----- Given records

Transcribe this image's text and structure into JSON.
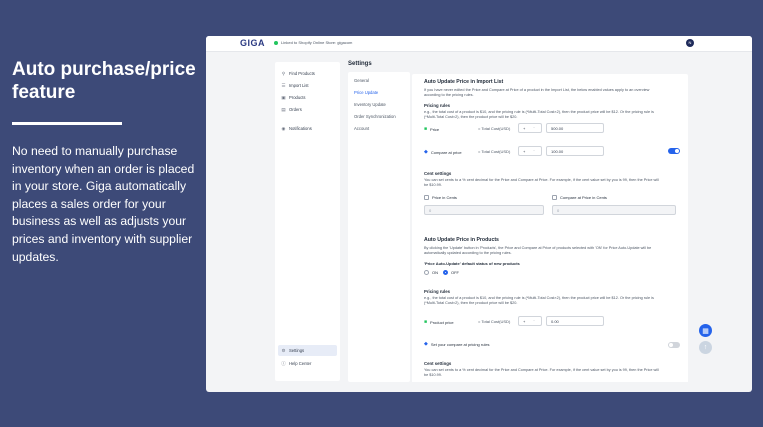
{
  "promo": {
    "title": "Auto purchase/price feature",
    "body": "No need to manually purchase inventory when an order is placed in your store. Giga automatically places a sales order for your business as well as adjusts your prices and inventory with supplier updates."
  },
  "app": {
    "logo": "GIGA",
    "connection_text": "Linked to Shopify Online Store: gigacom",
    "avatar_initial": "N",
    "page_title": "Settings"
  },
  "sidebar": {
    "items": [
      {
        "label": "Find Products",
        "icon": "search-icon"
      },
      {
        "label": "Import List",
        "icon": "list-icon"
      },
      {
        "label": "Products",
        "icon": "box-icon"
      },
      {
        "label": "Orders",
        "icon": "document-icon"
      },
      {
        "label": "Notifications",
        "icon": "bell-icon"
      },
      {
        "label": "Settings",
        "icon": "gear-icon"
      },
      {
        "label": "Help Center",
        "icon": "help-icon"
      }
    ]
  },
  "subnav": {
    "items": [
      "General",
      "Price Update",
      "Inventory Update",
      "Order Synchronization",
      "Account"
    ]
  },
  "import_card": {
    "title": "Auto Update Price in Import List",
    "desc_1": "If you have never edited the Price and Compare at Price of a product in the Import List, the below enabled values apply to an overview",
    "desc_2": "according to the pricing rules.",
    "pricing_rules": "Pricing rules",
    "rules_example_1": "e.g., the total cost of a product is $10, and the pricing rule is (*Multi-Total Cost×2), then the product price will be $12. Or the pricing rule is",
    "rules_example_2": "(*Multi-Total Cost×2), then the product price will be $20.",
    "price_label": "Price",
    "compare_label": "Compare at price",
    "total_cost_text": "= Total Cost(USD)",
    "operator": "+",
    "price_value": "500.00",
    "compare_value": "100.00",
    "cent_settings": "Cent settings",
    "cent_desc_1": "You can set cents to a % cent decimal for the Price and Compare at Price. For example, if the cent value set by you is 99, then the Price will",
    "cent_desc_2": "be $10.99.",
    "price_cents_label": "Price in Cents",
    "compare_cents_label": "Compare at Price in Cents",
    "price_cents_value": "0",
    "compare_cents_value": "0"
  },
  "products_card": {
    "title": "Auto Update Price in Products",
    "desc_1": "By clicking the 'Update' button in 'Products', the Price and Compare at Price of products selected with 'ON' for Price Auto-Update will be",
    "desc_2": "automatically updated according to the pricing rules.",
    "default_status_label": "'Price Auto-Update' default status of new products",
    "radio_off": "ON",
    "radio_on": "OFF",
    "pricing_rules": "Pricing rules",
    "rules_example_1": "e.g., the total cost of a product is $10, and the pricing rule is (*Multi-Total Cost×2), then the product price will be $12. Or the pricing rule is",
    "rules_example_2": "(*Multi-Total Cost×2), then the product price will be $20.",
    "product_price_label": "Product price",
    "total_cost_text": "= Total Cost(USD)",
    "operator": "+",
    "product_price_value": "0.00",
    "compare_toggle_label": "Set your compare at pricing rules",
    "cent_settings": "Cent settings",
    "cent_desc_1": "You can set cents to a % cent decimal for the Price and Compare at Price. For example, if the cent value set by you is 99, then the Price will",
    "cent_desc_2": "be $10.99."
  },
  "colors": {
    "background": "#3d4a78",
    "accent": "#2563eb",
    "green": "#22c55e",
    "toggle_off": "#d1d5db"
  }
}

----------

> _Your task_
Only lines that contain the word "automatically" are wanted; copy each of them.

> _Exercise result_
    "body": "No need to manually purchase inventory when an order is placed in your store. Giga automatically places a sales order for your business as well as adjusts your prices and inventory with supplier updates."
    "desc_2": "automatically updated according to the pricing rules.",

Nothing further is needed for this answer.